**What you are asked to do**
Return the listing below in full, with every line exactly as it is.

**Provided data**

>> start

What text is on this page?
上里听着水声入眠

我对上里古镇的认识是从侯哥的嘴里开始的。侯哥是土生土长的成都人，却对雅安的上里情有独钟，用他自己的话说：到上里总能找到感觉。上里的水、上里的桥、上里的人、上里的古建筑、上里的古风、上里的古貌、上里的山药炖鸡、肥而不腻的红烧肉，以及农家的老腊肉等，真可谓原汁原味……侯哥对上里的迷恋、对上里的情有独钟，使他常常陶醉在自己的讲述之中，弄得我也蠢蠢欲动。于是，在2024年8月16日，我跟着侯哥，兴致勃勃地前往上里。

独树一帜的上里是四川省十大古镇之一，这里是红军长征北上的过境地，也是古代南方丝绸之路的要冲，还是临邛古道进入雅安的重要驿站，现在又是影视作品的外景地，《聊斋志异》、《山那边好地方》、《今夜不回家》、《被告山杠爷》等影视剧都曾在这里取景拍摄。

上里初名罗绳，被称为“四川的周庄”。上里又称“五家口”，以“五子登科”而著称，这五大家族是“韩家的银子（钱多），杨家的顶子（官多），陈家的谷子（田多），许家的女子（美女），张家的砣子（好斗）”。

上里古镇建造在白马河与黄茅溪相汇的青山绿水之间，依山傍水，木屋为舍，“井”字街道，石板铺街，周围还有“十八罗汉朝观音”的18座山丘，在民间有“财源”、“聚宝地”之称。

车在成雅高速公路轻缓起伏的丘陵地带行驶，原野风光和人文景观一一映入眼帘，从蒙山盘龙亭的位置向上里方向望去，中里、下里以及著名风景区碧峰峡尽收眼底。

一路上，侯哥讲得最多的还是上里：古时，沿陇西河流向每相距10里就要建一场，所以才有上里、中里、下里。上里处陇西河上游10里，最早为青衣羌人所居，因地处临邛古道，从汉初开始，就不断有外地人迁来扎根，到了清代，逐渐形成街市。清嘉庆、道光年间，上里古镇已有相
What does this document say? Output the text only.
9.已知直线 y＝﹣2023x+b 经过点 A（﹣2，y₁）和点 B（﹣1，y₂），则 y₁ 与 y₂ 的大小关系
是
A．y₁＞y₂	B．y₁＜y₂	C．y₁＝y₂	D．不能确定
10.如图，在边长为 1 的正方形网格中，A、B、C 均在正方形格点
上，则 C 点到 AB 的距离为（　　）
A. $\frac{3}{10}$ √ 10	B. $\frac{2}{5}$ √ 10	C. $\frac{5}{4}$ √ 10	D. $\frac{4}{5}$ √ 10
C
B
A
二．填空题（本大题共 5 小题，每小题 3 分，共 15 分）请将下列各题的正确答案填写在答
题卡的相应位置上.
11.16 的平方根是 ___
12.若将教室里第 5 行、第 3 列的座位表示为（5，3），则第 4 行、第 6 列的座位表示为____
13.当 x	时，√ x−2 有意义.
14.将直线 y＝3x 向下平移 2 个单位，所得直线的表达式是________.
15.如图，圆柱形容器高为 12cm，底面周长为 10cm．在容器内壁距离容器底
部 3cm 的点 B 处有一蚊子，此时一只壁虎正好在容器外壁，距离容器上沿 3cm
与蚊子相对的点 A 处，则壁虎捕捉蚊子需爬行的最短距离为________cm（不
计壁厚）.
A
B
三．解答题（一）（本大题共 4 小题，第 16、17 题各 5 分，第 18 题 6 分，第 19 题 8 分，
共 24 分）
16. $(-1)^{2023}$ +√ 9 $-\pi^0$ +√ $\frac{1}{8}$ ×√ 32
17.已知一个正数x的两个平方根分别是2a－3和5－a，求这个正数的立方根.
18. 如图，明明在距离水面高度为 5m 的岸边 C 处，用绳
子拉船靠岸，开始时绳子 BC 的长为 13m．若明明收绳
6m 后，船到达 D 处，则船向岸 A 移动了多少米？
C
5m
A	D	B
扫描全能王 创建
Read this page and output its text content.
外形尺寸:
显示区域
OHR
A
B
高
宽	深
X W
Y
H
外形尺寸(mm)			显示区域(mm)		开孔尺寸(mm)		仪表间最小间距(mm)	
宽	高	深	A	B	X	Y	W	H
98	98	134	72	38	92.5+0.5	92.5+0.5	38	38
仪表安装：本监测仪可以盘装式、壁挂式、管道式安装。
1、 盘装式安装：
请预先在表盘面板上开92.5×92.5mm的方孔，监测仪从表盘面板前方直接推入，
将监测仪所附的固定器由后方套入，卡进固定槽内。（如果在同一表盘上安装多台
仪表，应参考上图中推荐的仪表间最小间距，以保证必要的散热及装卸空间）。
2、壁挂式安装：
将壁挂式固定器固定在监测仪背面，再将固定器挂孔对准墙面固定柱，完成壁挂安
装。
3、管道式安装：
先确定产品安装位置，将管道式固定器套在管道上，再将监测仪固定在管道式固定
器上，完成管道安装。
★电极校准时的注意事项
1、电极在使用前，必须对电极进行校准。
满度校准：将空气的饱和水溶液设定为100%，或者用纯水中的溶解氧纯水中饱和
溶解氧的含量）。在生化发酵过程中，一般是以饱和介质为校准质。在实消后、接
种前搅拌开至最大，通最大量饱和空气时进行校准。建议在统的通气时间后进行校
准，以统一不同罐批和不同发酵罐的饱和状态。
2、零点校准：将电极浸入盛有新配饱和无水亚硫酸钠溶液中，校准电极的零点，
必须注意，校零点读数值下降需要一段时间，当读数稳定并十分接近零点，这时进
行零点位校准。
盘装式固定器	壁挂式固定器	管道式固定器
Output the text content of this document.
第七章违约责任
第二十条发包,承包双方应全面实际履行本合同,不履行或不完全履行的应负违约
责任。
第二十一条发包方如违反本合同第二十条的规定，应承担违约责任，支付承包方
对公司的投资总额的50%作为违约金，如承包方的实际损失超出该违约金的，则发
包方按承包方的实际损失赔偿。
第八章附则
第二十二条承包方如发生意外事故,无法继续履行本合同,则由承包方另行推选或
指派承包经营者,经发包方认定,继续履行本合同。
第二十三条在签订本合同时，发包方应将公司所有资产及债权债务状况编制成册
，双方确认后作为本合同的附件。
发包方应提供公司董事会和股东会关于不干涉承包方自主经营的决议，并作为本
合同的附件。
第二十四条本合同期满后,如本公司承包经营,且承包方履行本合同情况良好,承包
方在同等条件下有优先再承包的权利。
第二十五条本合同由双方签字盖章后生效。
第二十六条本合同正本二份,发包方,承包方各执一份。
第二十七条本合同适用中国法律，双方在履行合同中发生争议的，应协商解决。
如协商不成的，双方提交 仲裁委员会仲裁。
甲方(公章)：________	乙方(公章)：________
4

>> end

**Task response**
What text is on this page?
上里听着水声入眠

我对上里古镇的认识是从侯哥的嘴里开始的。侯哥是土生土长的成都人，却对雅安的上里情有独钟，用他自己的话说：到上里总能找到感觉。上里的水、上里的桥、上里的人、上里的古建筑、上里的古风、上里的古貌、上里的山药炖鸡、肥而不腻的红烧肉，以及农家的老腊肉等，真可谓原汁原味……侯哥对上里的迷恋、对上里的情有独钟，使他常常陶醉在自己的讲述之中，弄得我也蠢蠢欲动。于是，在2024年8月16日，我跟着侯哥，兴致勃勃地前往上里。

独树一帜的上里是四川省十大古镇之一，这里是红军长征北上的过境地，也是古代南方丝绸之路的要冲，还是临邛古道进入雅安的重要驿站，现在又是影视作品的外景地，《聊斋志异》、《山那边好地方》、《今夜不回家》、《被告山杠爷》等影视剧都曾在这里取景拍摄。

上里初名罗绳，被称为“四川的周庄”。上里又称“五家口”，以“五子登科”而著称，这五大家族是“韩家的银子（钱多），杨家的顶子（官多），陈家的谷子（田多），许家的女子（美女），张家的砣子（好斗）”。

上里古镇建造在白马河与黄茅溪相汇的青山绿水之间，依山傍水，木屋为舍，“井”字街道，石板铺街，周围还有“十八罗汉朝观音”的18座山丘，在民间有“财源”、“聚宝地”之称。

车在成雅高速公路轻缓起伏的丘陵地带行驶，原野风光和人文景观一一映入眼帘，从蒙山盘龙亭的位置向上里方向望去，中里、下里以及著名风景区碧峰峡尽收眼底。

一路上，侯哥讲得最多的还是上里：古时，沿陇西河流向每相距10里就要建一场，所以才有上里、中里、下里。上里处陇西河上游10里，最早为青衣羌人所居，因地处临邛古道，从汉初开始，就不断有外地人迁来扎根，到了清代，逐渐形成街市。清嘉庆、道光年间，上里古镇已有相
What does this document say? Output the text only.
9.已知直线 y＝﹣2023x+b 经过点 A（﹣2，y₁）和点 B（﹣1，y₂），则 y₁ 与 y₂ 的大小关系
是
A．y₁＞y₂	B．y₁＜y₂	C．y₁＝y₂	D．不能确定
10.如图，在边长为 1 的正方形网格中，A、B、C 均在正方形格点
上，则 C 点到 AB 的距离为（　　）
A. $\frac{3}{10}$ √ 10	B. $\frac{2}{5}$ √ 10	C. $\frac{5}{4}$ √ 10	D. $\frac{4}{5}$ √ 10
C
B
A
二．填空题（本大题共 5 小题，每小题 3 分，共 15 分）请将下列各题的正确答案填写在答
题卡的相应位置上.
11.16 的平方根是 ___
12.若将教室里第 5 行、第 3 列的座位表示为（5，3），则第 4 行、第 6 列的座位表示为____
13.当 x	时，√ x−2 有意义.
14.将直线 y＝3x 向下平移 2 个单位，所得直线的表达式是________.
15.如图，圆柱形容器高为 12cm，底面周长为 10cm．在容器内壁距离容器底
部 3cm 的点 B 处有一蚊子，此时一只壁虎正好在容器外壁，距离容器上沿 3cm
与蚊子相对的点 A 处，则壁虎捕捉蚊子需爬行的最短距离为________cm（不
计壁厚）.
A
B
三．解答题（一）（本大题共 4 小题，第 16、17 题各 5 分，第 18 题 6 分，第 19 题 8 分，
共 24 分）
16. $(-1)^{2023}$ +√ 9 $-\pi^0$ +√ $\frac{1}{8}$ ×√ 32
17.已知一个正数x的两个平方根分别是2a－3和5－a，求这个正数的立方根.
18. 如图，明明在距离水面高度为 5m 的岸边 C 处，用绳
子拉船靠岸，开始时绳子 BC 的长为 13m．若明明收绳
6m 后，船到达 D 处，则船向岸 A 移动了多少米？
C
5m
A	D	B
扫描全能王 创建
Read this page and output its text content.
外形尺寸:
显示区域
OHR
A
B
高
宽	深
X W
Y
H
外形尺寸(mm)			显示区域(mm)		开孔尺寸(mm)		仪表间最小间距(mm)	
宽	高	深	A	B	X	Y	W	H
98	98	134	72	38	92.5+0.5	92.5+0.5	38	38
仪表安装：本监测仪可以盘装式、壁挂式、管道式安装。
1、 盘装式安装：
请预先在表盘面板上开92.5×92.5mm的方孔，监测仪从表盘面板前方直接推入，
将监测仪所附的固定器由后方套入，卡进固定槽内。（如果在同一表盘上安装多台
仪表，应参考上图中推荐的仪表间最小间距，以保证必要的散热及装卸空间）。
2、壁挂式安装：
将壁挂式固定器固定在监测仪背面，再将固定器挂孔对准墙面固定柱，完成壁挂安
装。
3、管道式安装：
先确定产品安装位置，将管道式固定器套在管道上，再将监测仪固定在管道式固定
器上，完成管道安装。
★电极校准时的注意事项
1、电极在使用前，必须对电极进行校准。
满度校准：将空气的饱和水溶液设定为100%，或者用纯水中的溶解氧纯水中饱和
溶解氧的含量）。在生化发酵过程中，一般是以饱和介质为校准质。在实消后、接
种前搅拌开至最大，通最大量饱和空气时进行校准。建议在统的通气时间后进行校
准，以统一不同罐批和不同发酵罐的饱和状态。
2、零点校准：将电极浸入盛有新配饱和无水亚硫酸钠溶液中，校准电极的零点，
必须注意，校零点读数值下降需要一段时间，当读数稳定并十分接近零点，这时进
行零点位校准。
盘装式固定器	壁挂式固定器	管道式固定器
Output the text content of this document.
第七章违约责任
第二十条发包,承包双方应全面实际履行本合同,不履行或不完全履行的应负违约
责任。
第二十一条发包方如违反本合同第二十条的规定，应承担违约责任，支付承包方
对公司的投资总额的50%作为违约金，如承包方的实际损失超出该违约金的，则发
包方按承包方的实际损失赔偿。
第八章附则
第二十二条承包方如发生意外事故,无法继续履行本合同,则由承包方另行推选或
指派承包经营者,经发包方认定,继续履行本合同。
第二十三条在签订本合同时，发包方应将公司所有资产及债权债务状况编制成册
，双方确认后作为本合同的附件。
发包方应提供公司董事会和股东会关于不干涉承包方自主经营的决议，并作为本
合同的附件。
第二十四条本合同期满后,如本公司承包经营,且承包方履行本合同情况良好,承包
方在同等条件下有优先再承包的权利。
第二十五条本合同由双方签字盖章后生效。
第二十六条本合同正本二份,发包方,承包方各执一份。
第二十七条本合同适用中国法律，双方在履行合同中发生争议的，应协商解决。
如协商不成的，双方提交 仲裁委员会仲裁。
甲方(公章)：________	乙方(公章)：________
4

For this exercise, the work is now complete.